**Brief**
Sort through the data and copy the lines holding the word "JTSSTOTL".

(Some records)
======

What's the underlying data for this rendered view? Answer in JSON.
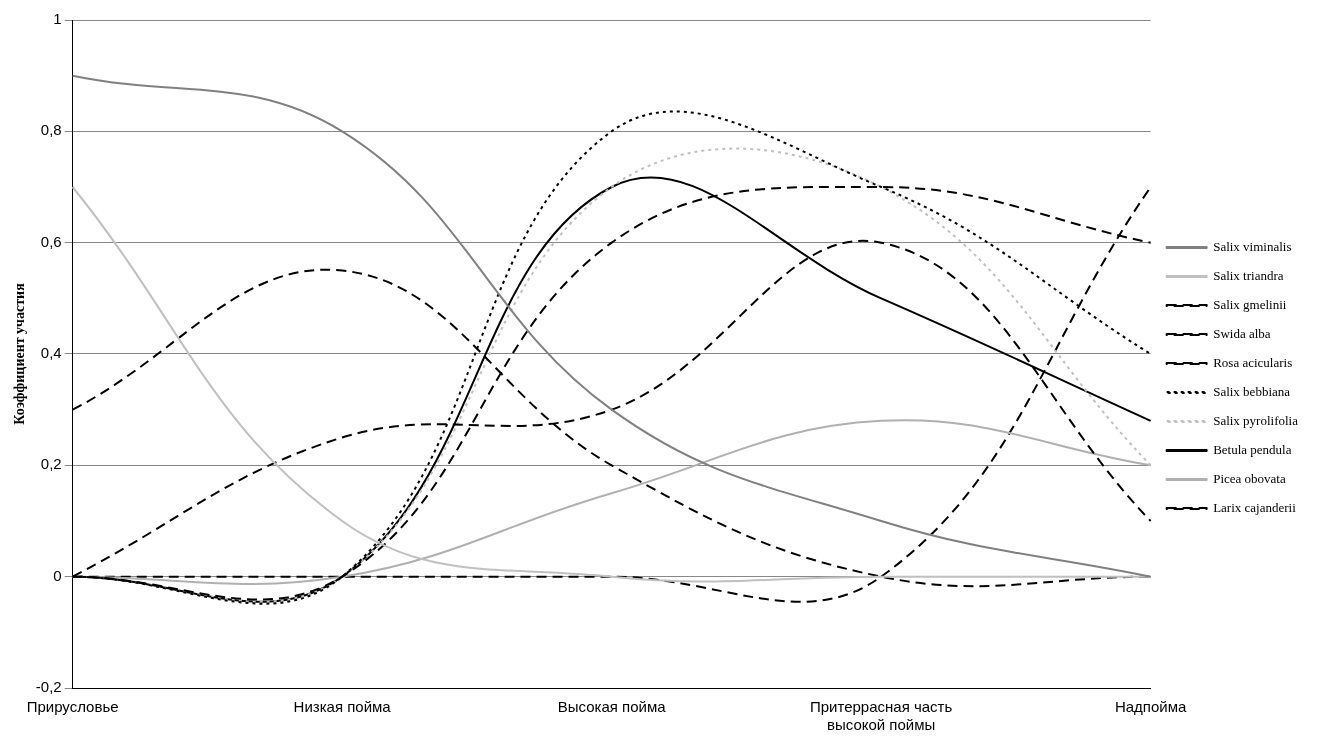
{
  "chart_data": {
    "type": "line",
    "ylabel": "Коэффициент участия",
    "categories": [
      "Прирусловье",
      "Низкая пойма",
      "Высокая пойма",
      "Притеррасная часть высокой поймы",
      "Надпойма"
    ],
    "series": [
      {
        "name": "Salix viminalis",
        "color": "#808080",
        "line_style": "solid",
        "values": [
          0.9,
          0.8,
          0.3,
          0.1,
          0
        ]
      },
      {
        "name": "Salix triandra",
        "color": "#c0c0c0",
        "line_style": "solid",
        "values": [
          0.7,
          0.1,
          0,
          0,
          0
        ]
      },
      {
        "name": "Salix gmelinii",
        "color": "#000000",
        "line_style": "dashed",
        "values": [
          0.3,
          0.55,
          0.2,
          0,
          0
        ]
      },
      {
        "name": "Swida alba",
        "color": "#000000",
        "line_style": "dashed",
        "values": [
          0,
          0.25,
          0.3,
          0.6,
          0.1
        ]
      },
      {
        "name": "Rosa acicularis",
        "color": "#000000",
        "line_style": "dashed",
        "values": [
          0,
          0,
          0.6,
          0.7,
          0.6
        ]
      },
      {
        "name": "Salix bebbiana",
        "color": "#000000",
        "line_style": "dotted",
        "values": [
          0,
          0,
          0.8,
          0.7,
          0.4
        ]
      },
      {
        "name": "Salix pyrolifolia",
        "color": "#c0c0c0",
        "line_style": "dotted",
        "values": [
          0,
          0,
          0.7,
          0.7,
          0.2
        ]
      },
      {
        "name": "Betula pendula",
        "color": "#000000",
        "line_style": "solid",
        "values": [
          0,
          0,
          0.7,
          0.5,
          0.28
        ]
      },
      {
        "name": "Picea obovata",
        "color": "#b0b0b0",
        "line_style": "solid",
        "values": [
          0,
          0,
          0.15,
          0.28,
          0.2
        ]
      },
      {
        "name": "Larix cajanderii",
        "color": "#000000",
        "line_style": "dashed",
        "values": [
          0,
          0,
          0,
          0,
          0.7
        ]
      }
    ],
    "ylim": [
      -0.2,
      1
    ],
    "yticks": [
      {
        "value": -0.2,
        "label": "-0,2"
      },
      0,
      {
        "value": 0.2,
        "label": "0,2"
      },
      {
        "value": 0.4,
        "label": "0,4"
      },
      {
        "value": 0.6,
        "label": "0,6"
      },
      {
        "value": 0.8,
        "label": "0,8"
      },
      1
    ],
    "grid": "y",
    "legend": "right",
    "marker": "none"
  }
}
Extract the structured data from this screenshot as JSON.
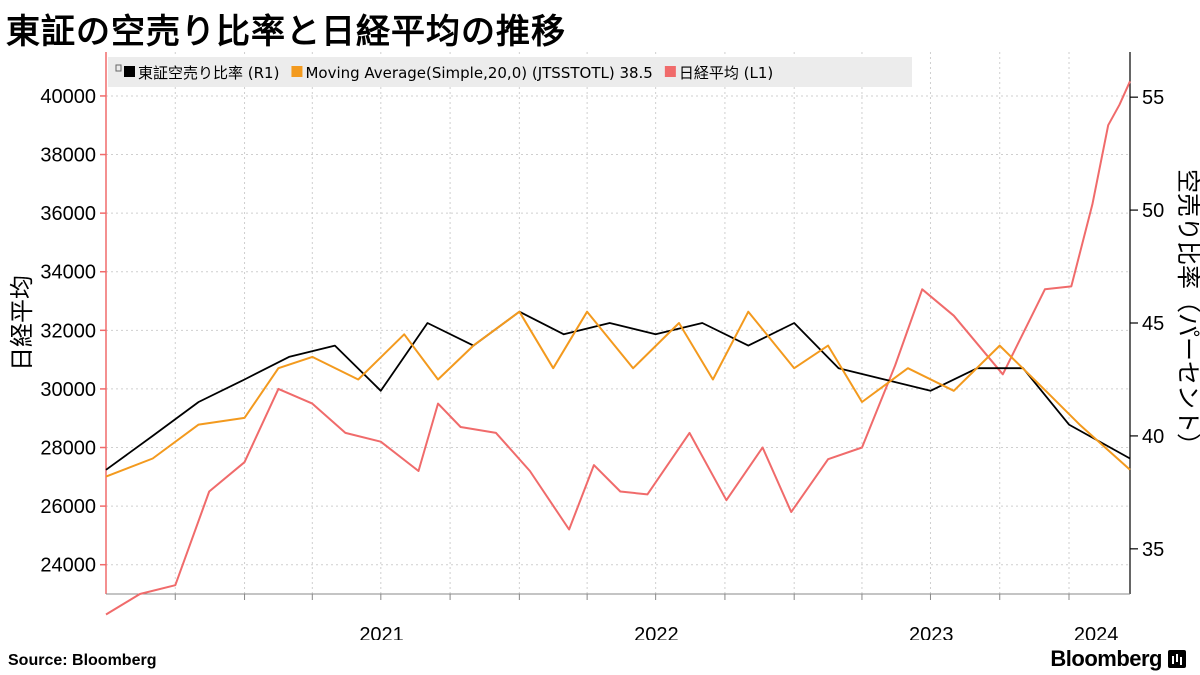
{
  "title": "東証の空売り比率と日経平均の推移",
  "source": "Source:  Bloomberg",
  "brand": "Bloomberg",
  "legend": [
    {
      "label": "東証空売り比率 (R1)",
      "color": "#000000"
    },
    {
      "label": "Moving Average(Simple,20,0) (JTSSTOTL) 38.5",
      "color": "#f39a1e"
    },
    {
      "label": "日経平均 (L1)",
      "color": "#f06b6b"
    }
  ],
  "chart_data": {
    "type": "line",
    "x_ticks": [
      "2021",
      "2022",
      "2023",
      "2024"
    ],
    "xlim": [
      "2020-07-01",
      "2024-03-22"
    ],
    "left_axis": {
      "label": "日経平均",
      "range": [
        23000,
        41500
      ],
      "ticks": [
        24000,
        26000,
        28000,
        30000,
        32000,
        34000,
        36000,
        38000,
        40000
      ]
    },
    "right_axis": {
      "label": "空売り比率（パーセント）",
      "range": [
        33,
        57
      ],
      "ticks": [
        35,
        40,
        45,
        50,
        55
      ]
    },
    "grid": true,
    "legend_position": "top-left",
    "series": [
      {
        "name": "東証空売り比率 (R1)",
        "axis": "right",
        "color": "#000000",
        "x": [
          "2020-07-01",
          "2020-09-01",
          "2020-11-01",
          "2021-01-01",
          "2021-03-01",
          "2021-05-01",
          "2021-07-01",
          "2021-09-01",
          "2021-11-01",
          "2022-01-01",
          "2022-03-01",
          "2022-05-01",
          "2022-07-01",
          "2022-09-01",
          "2022-11-01",
          "2023-01-01",
          "2023-03-01",
          "2023-05-01",
          "2023-07-01",
          "2023-09-01",
          "2023-11-01",
          "2024-01-01",
          "2024-03-22"
        ],
        "values": [
          38.5,
          40.0,
          41.5,
          42.5,
          43.5,
          44.0,
          42.0,
          45.0,
          44.0,
          45.5,
          44.5,
          45.0,
          44.5,
          45.0,
          44.0,
          45.0,
          43.0,
          42.5,
          42.0,
          43.0,
          43.0,
          40.5,
          39.0
        ]
      },
      {
        "name": "Moving Average(Simple,20,0) (JTSSTOTL) 38.5",
        "axis": "right",
        "color": "#f39a1e",
        "x": [
          "2020-07-01",
          "2020-09-01",
          "2020-11-01",
          "2021-01-01",
          "2021-02-15",
          "2021-04-01",
          "2021-06-01",
          "2021-08-01",
          "2021-09-15",
          "2021-11-01",
          "2022-01-01",
          "2022-02-15",
          "2022-04-01",
          "2022-06-01",
          "2022-08-01",
          "2022-09-15",
          "2022-11-01",
          "2023-01-01",
          "2023-02-15",
          "2023-04-01",
          "2023-06-01",
          "2023-08-01",
          "2023-10-01",
          "2023-12-01",
          "2024-01-15",
          "2024-03-22"
        ],
        "values": [
          38.2,
          39.0,
          40.5,
          40.8,
          43.0,
          43.5,
          42.5,
          44.5,
          42.5,
          44.0,
          45.5,
          43.0,
          45.5,
          43.0,
          45.0,
          42.5,
          45.5,
          43.0,
          44.0,
          41.5,
          43.0,
          42.0,
          44.0,
          42.0,
          40.5,
          38.5
        ]
      },
      {
        "name": "日経平均 (L1)",
        "axis": "left",
        "color": "#f06b6b",
        "x": [
          "2020-07-01",
          "2020-08-15",
          "2020-10-01",
          "2020-11-15",
          "2021-01-01",
          "2021-02-15",
          "2021-04-01",
          "2021-05-15",
          "2021-07-01",
          "2021-08-20",
          "2021-09-15",
          "2021-10-15",
          "2021-12-01",
          "2022-01-15",
          "2022-03-08",
          "2022-04-10",
          "2022-05-15",
          "2022-06-20",
          "2022-08-15",
          "2022-10-03",
          "2022-11-20",
          "2022-12-28",
          "2023-02-15",
          "2023-04-01",
          "2023-05-15",
          "2023-06-20",
          "2023-08-01",
          "2023-10-05",
          "2023-11-30",
          "2024-01-04",
          "2024-02-01",
          "2024-02-22",
          "2024-03-08",
          "2024-03-22"
        ],
        "values": [
          22300,
          23000,
          23300,
          26500,
          27500,
          30000,
          29500,
          28500,
          28200,
          27200,
          29500,
          28700,
          28500,
          27200,
          25200,
          27400,
          26500,
          26400,
          28500,
          26200,
          28000,
          25800,
          27600,
          28000,
          30800,
          33400,
          32500,
          30500,
          33400,
          33500,
          36300,
          39000,
          39700,
          40500
        ]
      }
    ]
  }
}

======

**Completed exercise**
      "label": "Moving Average(Simple,20,0) (JTSSTOTL) 38.5",
        "name": "Moving Average(Simple,20,0) (JTSSTOTL) 38.5",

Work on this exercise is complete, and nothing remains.